• [EXTRACTED ENTRIES]
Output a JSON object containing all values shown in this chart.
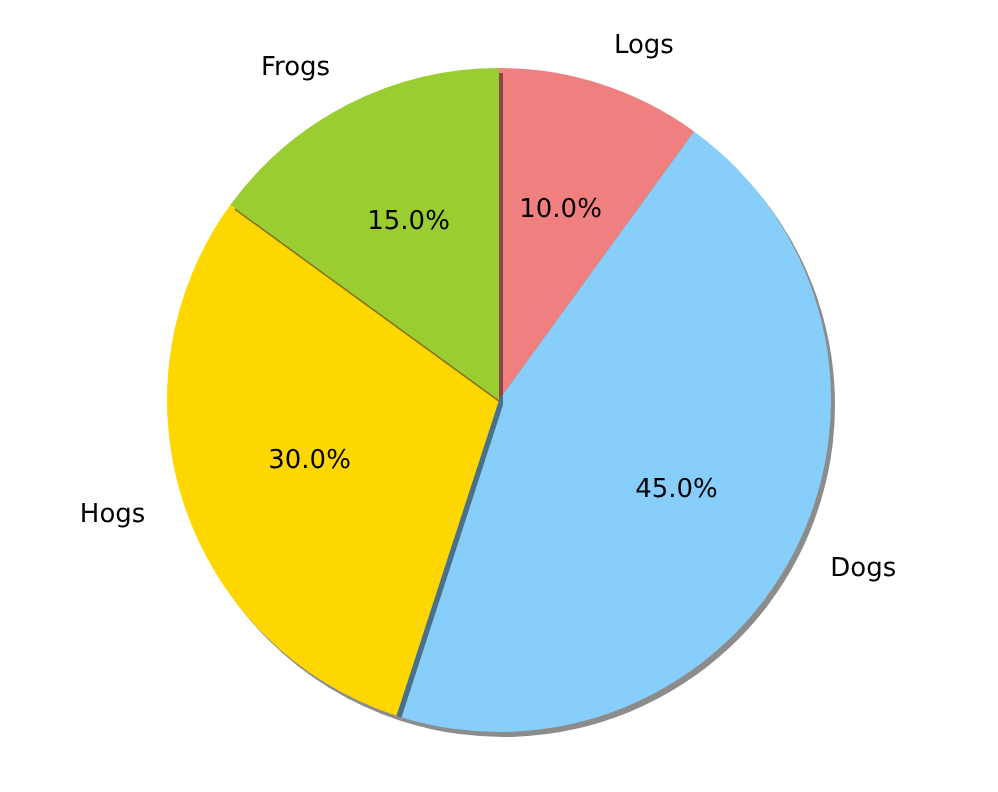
{
  "chart_data": {
    "type": "pie",
    "categories": [
      "Frogs",
      "Hogs",
      "Dogs",
      "Logs"
    ],
    "values": [
      15,
      30,
      45,
      10
    ],
    "colors": [
      "#9acd32",
      "#ffd700",
      "#87cefa",
      "#f08080"
    ],
    "value_labels": [
      "15.0%",
      "30.0%",
      "45.0%",
      "10.0%"
    ],
    "legend": false
  }
}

• [EXERCISE REQUIREMENTS]
Every line in the data that holds "values" should be copied out.

• [TASK SOLUTION]
Output a JSON object containing all values shown in this chart.
    "values": [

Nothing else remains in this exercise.